**PROBLEM REQUIREMENTS**
Print the entries that appear below, exactly as written and without their pictures.

★ ★ ★ ★

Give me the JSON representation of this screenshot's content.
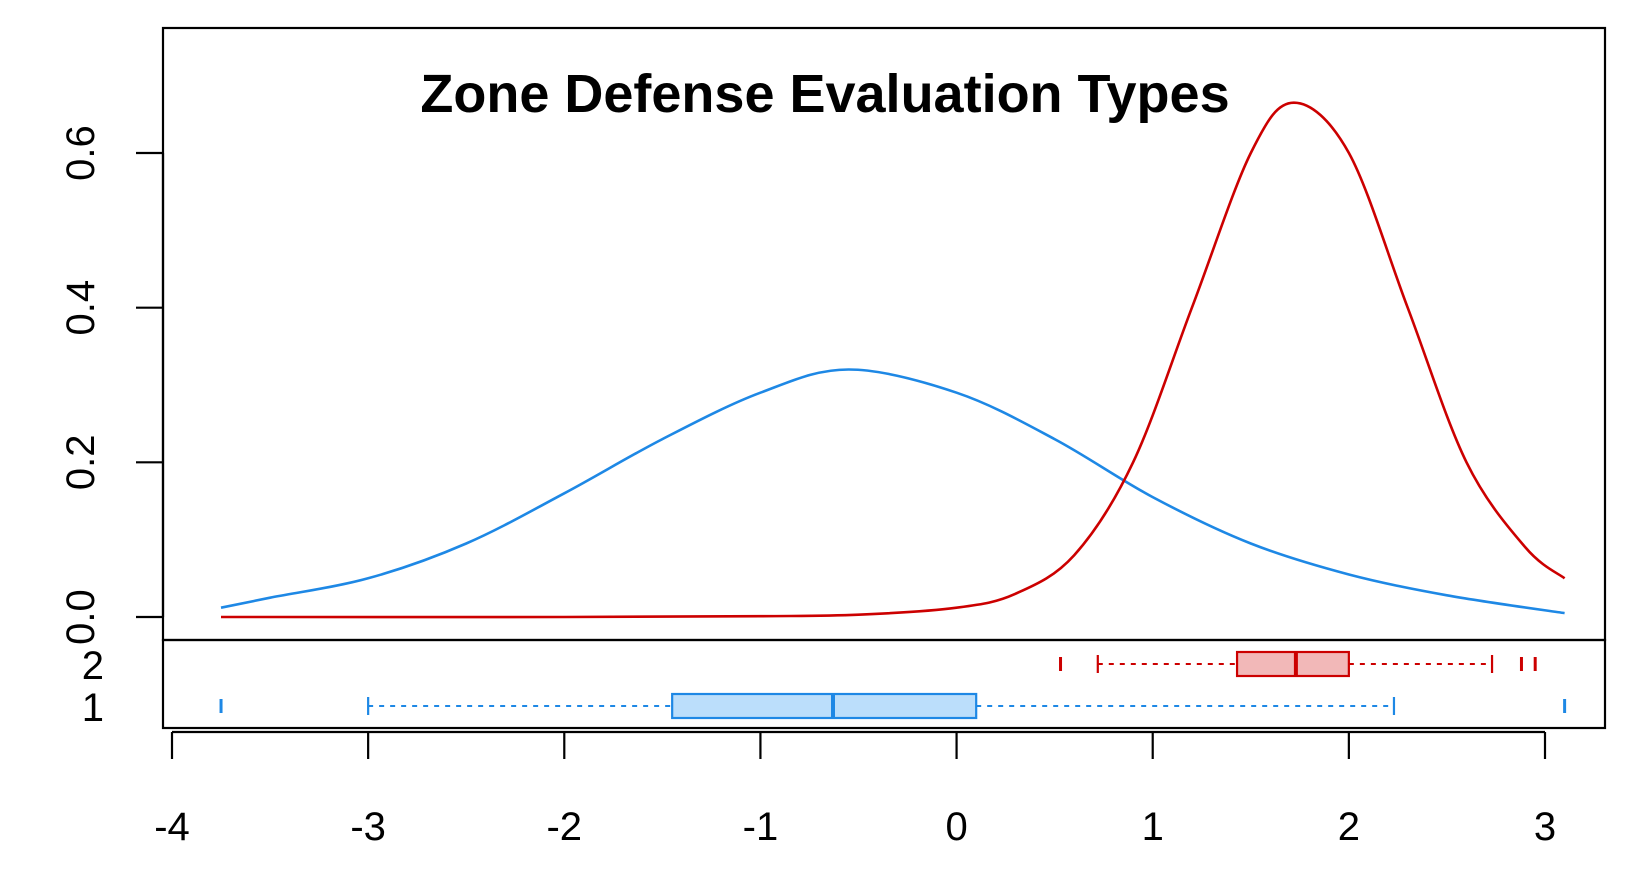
{
  "chart_data": {
    "type": "density",
    "title": "Zone Defense Evaluation Types",
    "xlabel": "",
    "ylabel": "",
    "xlim": [
      -4,
      3
    ],
    "ylim": [
      0,
      0.7
    ],
    "x_ticks": [
      "-4",
      "-3",
      "-2",
      "-1",
      "0",
      "1",
      "2",
      "3"
    ],
    "y_ticks": [
      "0.0",
      "0.2",
      "0.4",
      "0.6"
    ],
    "boxplot_row_labels": [
      "1",
      "2"
    ],
    "series": [
      {
        "color": "#1E88E5",
        "fill": "#BBDEFB",
        "density": {
          "x": [
            -3.75,
            -3.5,
            -3.0,
            -2.5,
            -2.0,
            -1.5,
            -1.0,
            -0.55,
            0.0,
            0.5,
            1.0,
            1.5,
            2.0,
            2.5,
            3.1
          ],
          "y": [
            0.012,
            0.025,
            0.05,
            0.095,
            0.16,
            0.23,
            0.29,
            0.32,
            0.29,
            0.23,
            0.155,
            0.095,
            0.055,
            0.028,
            0.005
          ]
        },
        "boxplot": {
          "whisker_low": -3.0,
          "q1": -1.45,
          "median": -0.63,
          "q3": 0.1,
          "whisker_high": 2.23,
          "outliers": [
            -3.75,
            3.1
          ]
        }
      },
      {
        "color": "#CC0000",
        "fill": "#F2B8B8",
        "density": {
          "x": [
            -3.75,
            -2.0,
            -1.0,
            -0.5,
            0.0,
            0.3,
            0.6,
            0.9,
            1.2,
            1.5,
            1.72,
            2.0,
            2.3,
            2.6,
            2.9,
            3.1
          ],
          "y": [
            0.0,
            0.0,
            0.001,
            0.003,
            0.012,
            0.03,
            0.08,
            0.2,
            0.4,
            0.6,
            0.665,
            0.6,
            0.4,
            0.2,
            0.09,
            0.05
          ]
        },
        "boxplot": {
          "whisker_low": 0.72,
          "q1": 1.43,
          "median": 1.73,
          "q3": 2.0,
          "whisker_high": 2.73,
          "outliers": [
            0.53,
            2.88,
            2.95
          ]
        }
      }
    ]
  }
}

★ ★ ★ ★

**THE ANSWER**
Give me the JSON representation of this screenshot's content.
{
  "chart_data": {
    "type": "density",
    "title": "Zone Defense Evaluation Types",
    "xlabel": "",
    "ylabel": "",
    "xlim": [
      -4,
      3
    ],
    "ylim": [
      0,
      0.7
    ],
    "x_ticks": [
      "-4",
      "-3",
      "-2",
      "-1",
      "0",
      "1",
      "2",
      "3"
    ],
    "y_ticks": [
      "0.0",
      "0.2",
      "0.4",
      "0.6"
    ],
    "boxplot_row_labels": [
      "1",
      "2"
    ],
    "series": [
      {
        "color": "#1E88E5",
        "fill": "#BBDEFB",
        "density": {
          "x": [
            -3.75,
            -3.5,
            -3.0,
            -2.5,
            -2.0,
            -1.5,
            -1.0,
            -0.55,
            0.0,
            0.5,
            1.0,
            1.5,
            2.0,
            2.5,
            3.1
          ],
          "y": [
            0.012,
            0.025,
            0.05,
            0.095,
            0.16,
            0.23,
            0.29,
            0.32,
            0.29,
            0.23,
            0.155,
            0.095,
            0.055,
            0.028,
            0.005
          ]
        },
        "boxplot": {
          "whisker_low": -3.0,
          "q1": -1.45,
          "median": -0.63,
          "q3": 0.1,
          "whisker_high": 2.23,
          "outliers": [
            -3.75,
            3.1
          ]
        }
      },
      {
        "color": "#CC0000",
        "fill": "#F2B8B8",
        "density": {
          "x": [
            -3.75,
            -2.0,
            -1.0,
            -0.5,
            0.0,
            0.3,
            0.6,
            0.9,
            1.2,
            1.5,
            1.72,
            2.0,
            2.3,
            2.6,
            2.9,
            3.1
          ],
          "y": [
            0.0,
            0.0,
            0.001,
            0.003,
            0.012,
            0.03,
            0.08,
            0.2,
            0.4,
            0.6,
            0.665,
            0.6,
            0.4,
            0.2,
            0.09,
            0.05
          ]
        },
        "boxplot": {
          "whisker_low": 0.72,
          "q1": 1.43,
          "median": 1.73,
          "q3": 2.0,
          "whisker_high": 2.73,
          "outliers": [
            0.53,
            2.88,
            2.95
          ]
        }
      }
    ]
  }
}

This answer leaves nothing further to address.